(Data entries)
::::

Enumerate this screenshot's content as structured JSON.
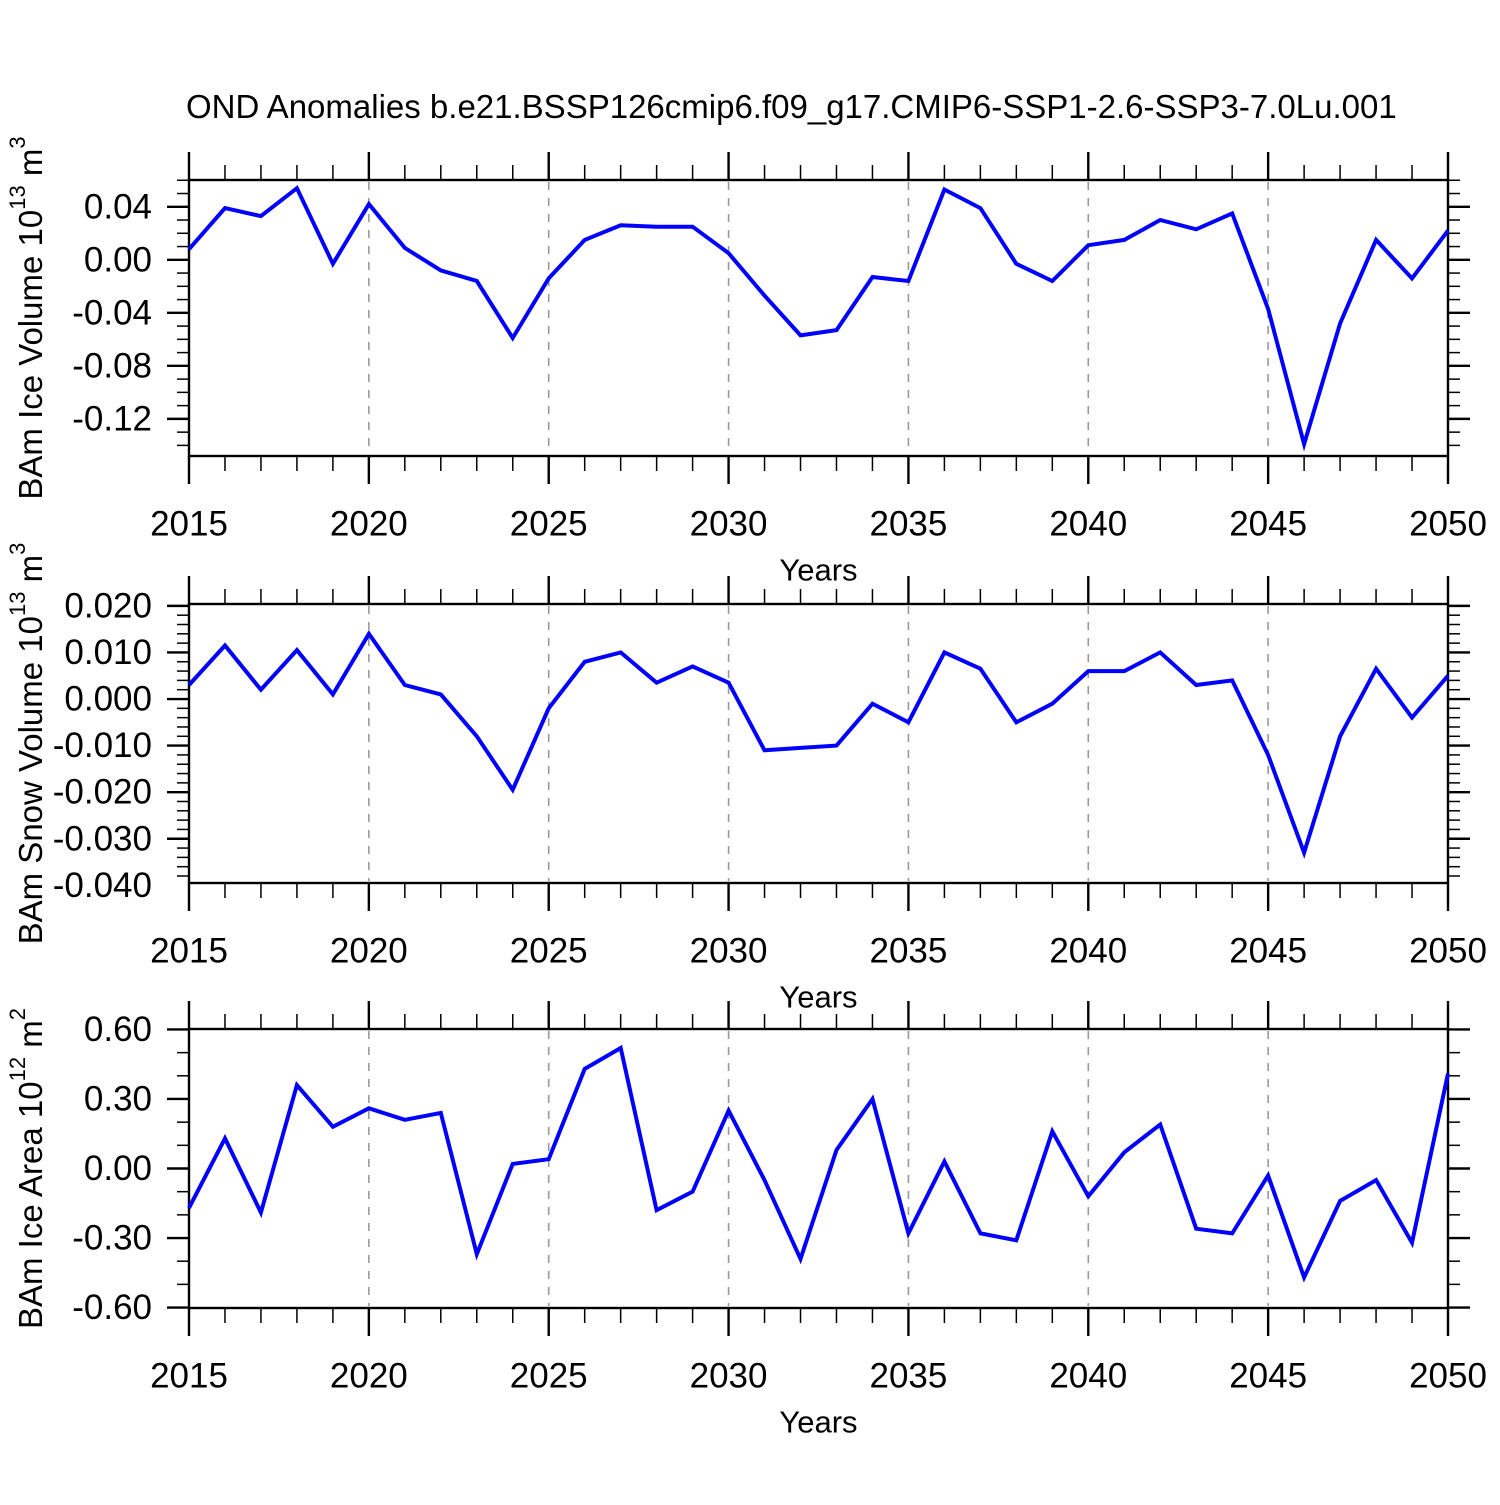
{
  "title": "OND Anomalies b.e21.BSSP126cmip6.f09_g17.CMIP6-SSP1-2.6-SSP3-7.0Lu.001",
  "style": {
    "line_color": "#0000ff",
    "grid_color": "#999999",
    "axis_color": "#000000"
  },
  "chart_data": [
    {
      "id": "ice-volume",
      "type": "line",
      "x": [
        2015,
        2016,
        2017,
        2018,
        2019,
        2020,
        2021,
        2022,
        2023,
        2024,
        2025,
        2026,
        2027,
        2028,
        2029,
        2030,
        2031,
        2032,
        2033,
        2034,
        2035,
        2036,
        2037,
        2038,
        2039,
        2040,
        2041,
        2042,
        2043,
        2044,
        2045,
        2046,
        2047,
        2048,
        2049,
        2050
      ],
      "xlabel": "Years",
      "xticks": [
        2015,
        2020,
        2025,
        2030,
        2035,
        2040,
        2045,
        2050
      ],
      "grid_x": [
        2020,
        2025,
        2030,
        2035,
        2040,
        2045
      ],
      "ylabel": "BAm Ice Volume 10^13 m^3",
      "ylabel_parts": [
        {
          "t": "BAm Ice Volume 10"
        },
        {
          "t": "13",
          "sup": true
        },
        {
          "t": " m"
        },
        {
          "t": "3",
          "sup": true
        }
      ],
      "ylim": [
        -0.148,
        0.0602
      ],
      "yticks": [
        0.04,
        0.0,
        -0.04,
        -0.08,
        -0.12
      ],
      "ytick_labels": [
        "0.04",
        "0.00",
        "-0.04",
        "-0.08",
        "-0.12"
      ],
      "yminor_step": 0.01,
      "series": [
        {
          "name": "BAm Ice Volume anomaly",
          "values": [
            0.008,
            0.039,
            0.033,
            0.054,
            -0.003,
            0.042,
            0.009,
            -0.008,
            -0.016,
            -0.059,
            -0.014,
            0.015,
            0.026,
            0.025,
            0.025,
            0.005,
            -0.027,
            -0.057,
            -0.053,
            -0.013,
            -0.016,
            0.053,
            0.039,
            -0.003,
            -0.016,
            0.011,
            0.015,
            0.03,
            0.023,
            0.035,
            -0.037,
            -0.139,
            -0.048,
            0.015,
            -0.014,
            0.022
          ]
        }
      ]
    },
    {
      "id": "snow-volume",
      "type": "line",
      "x": [
        2015,
        2016,
        2017,
        2018,
        2019,
        2020,
        2021,
        2022,
        2023,
        2024,
        2025,
        2026,
        2027,
        2028,
        2029,
        2030,
        2031,
        2032,
        2033,
        2034,
        2035,
        2036,
        2037,
        2038,
        2039,
        2040,
        2041,
        2042,
        2043,
        2044,
        2045,
        2046,
        2047,
        2048,
        2049,
        2050
      ],
      "xlabel": "Years",
      "xticks": [
        2015,
        2020,
        2025,
        2030,
        2035,
        2040,
        2045,
        2050
      ],
      "grid_x": [
        2020,
        2025,
        2030,
        2035,
        2040,
        2045
      ],
      "ylabel": "BAm Snow Volume 10^13 m^3",
      "ylabel_parts": [
        {
          "t": "BAm Snow Volume 10"
        },
        {
          "t": "13",
          "sup": true
        },
        {
          "t": " m"
        },
        {
          "t": "3",
          "sup": true
        }
      ],
      "ylim": [
        -0.0395,
        0.0204
      ],
      "yticks": [
        0.02,
        0.01,
        0.0,
        -0.01,
        -0.02,
        -0.03,
        -0.04
      ],
      "ytick_labels": [
        "0.020",
        "0.010",
        "0.000",
        "-0.010",
        "-0.020",
        "-0.030",
        "-0.040"
      ],
      "yminor_step": 0.002,
      "series": [
        {
          "name": "BAm Snow Volume anomaly",
          "values": [
            0.003,
            0.0115,
            0.002,
            0.0105,
            0.001,
            0.014,
            0.003,
            0.001,
            -0.008,
            -0.0195,
            -0.002,
            0.008,
            0.01,
            0.0035,
            0.007,
            0.0035,
            -0.011,
            -0.0105,
            -0.01,
            -0.001,
            -0.005,
            0.01,
            0.0065,
            -0.005,
            -0.001,
            0.006,
            0.006,
            0.01,
            0.003,
            0.004,
            -0.012,
            -0.033,
            -0.008,
            0.0065,
            -0.004,
            0.005
          ]
        }
      ]
    },
    {
      "id": "ice-area",
      "type": "line",
      "x": [
        2015,
        2016,
        2017,
        2018,
        2019,
        2020,
        2021,
        2022,
        2023,
        2024,
        2025,
        2026,
        2027,
        2028,
        2029,
        2030,
        2031,
        2032,
        2033,
        2034,
        2035,
        2036,
        2037,
        2038,
        2039,
        2040,
        2041,
        2042,
        2043,
        2044,
        2045,
        2046,
        2047,
        2048,
        2049,
        2050
      ],
      "xlabel": "Years",
      "xticks": [
        2015,
        2020,
        2025,
        2030,
        2035,
        2040,
        2045,
        2050
      ],
      "grid_x": [
        2020,
        2025,
        2030,
        2035,
        2040,
        2045
      ],
      "ylabel": "BAm Ice Area 10^12 m^2",
      "ylabel_parts": [
        {
          "t": "BAm Ice Area 10"
        },
        {
          "t": "12",
          "sup": true
        },
        {
          "t": " m"
        },
        {
          "t": "2",
          "sup": true
        }
      ],
      "ylim": [
        -0.602,
        0.602
      ],
      "yticks": [
        0.6,
        0.3,
        0.0,
        -0.3,
        -0.6
      ],
      "ytick_labels": [
        "0.60",
        "0.30",
        "0.00",
        "-0.30",
        "-0.60"
      ],
      "yminor_step": 0.1,
      "series": [
        {
          "name": "BAm Ice Area anomaly",
          "values": [
            -0.17,
            0.13,
            -0.19,
            0.36,
            0.18,
            0.26,
            0.21,
            0.24,
            -0.37,
            0.02,
            0.04,
            0.43,
            0.52,
            -0.18,
            -0.1,
            0.25,
            -0.05,
            -0.39,
            0.08,
            0.3,
            -0.28,
            0.03,
            -0.28,
            -0.31,
            0.16,
            -0.12,
            0.07,
            0.19,
            -0.26,
            -0.28,
            -0.03,
            -0.47,
            -0.14,
            -0.05,
            -0.32,
            0.41
          ]
        }
      ]
    }
  ]
}
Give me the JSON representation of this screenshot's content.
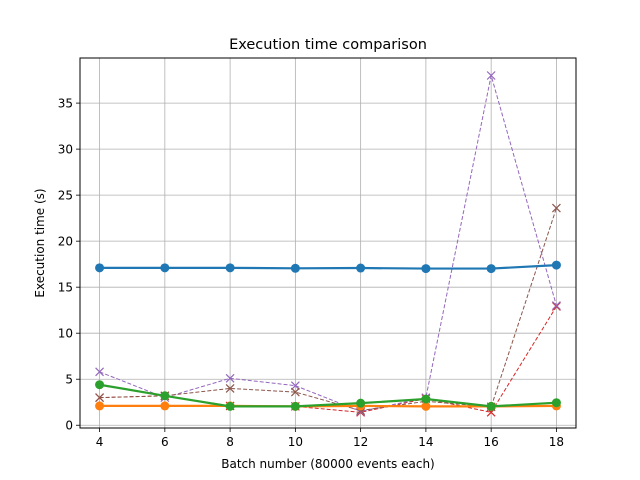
{
  "chart_data": {
    "type": "line",
    "title": "Execution time comparison",
    "xlabel": "Batch number (80000 events each)",
    "ylabel": "Execution time (s)",
    "x": [
      4,
      6,
      8,
      10,
      12,
      14,
      16,
      18
    ],
    "xlim": [
      3.4,
      18.6
    ],
    "ylim": [
      -0.3,
      39.9
    ],
    "xticks": [
      4,
      6,
      8,
      10,
      12,
      14,
      16,
      18
    ],
    "yticks": [
      0,
      5,
      10,
      15,
      20,
      25,
      30,
      35
    ],
    "grid": true,
    "series": [
      {
        "values": [
          17.1,
          17.1,
          17.1,
          17.05,
          17.08,
          17.02,
          17.02,
          17.4
        ],
        "color": "#1f77b4",
        "style": "solid",
        "marker": "circle"
      },
      {
        "values": [
          2.1,
          2.1,
          2.1,
          2.05,
          2.1,
          2.05,
          2.05,
          2.1
        ],
        "color": "#ff7f0e",
        "style": "solid",
        "marker": "circle"
      },
      {
        "values": [
          4.4,
          3.2,
          2.05,
          2.05,
          2.4,
          2.85,
          2.05,
          2.45
        ],
        "color": "#2ca02c",
        "style": "solid",
        "marker": "circle"
      },
      {
        "values": [
          3.0,
          3.2,
          2.1,
          2.05,
          1.4,
          2.9,
          1.4,
          12.9
        ],
        "color": "#d62728",
        "style": "dashed",
        "marker": "x"
      },
      {
        "values": [
          5.8,
          3.0,
          5.1,
          4.3,
          1.5,
          3.0,
          38.0,
          13.0
        ],
        "color": "#9467bd",
        "style": "dashed",
        "marker": "x"
      },
      {
        "values": [
          3.0,
          3.2,
          4.0,
          3.6,
          1.6,
          2.6,
          2.0,
          23.6
        ],
        "color": "#8c564b",
        "style": "dashed",
        "marker": "x"
      }
    ]
  }
}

::::

Write out every line from the entries where "content" appears.

Enumerate this screenshot's content as structured JSON.
Give me the JSON representation of this screenshot's content.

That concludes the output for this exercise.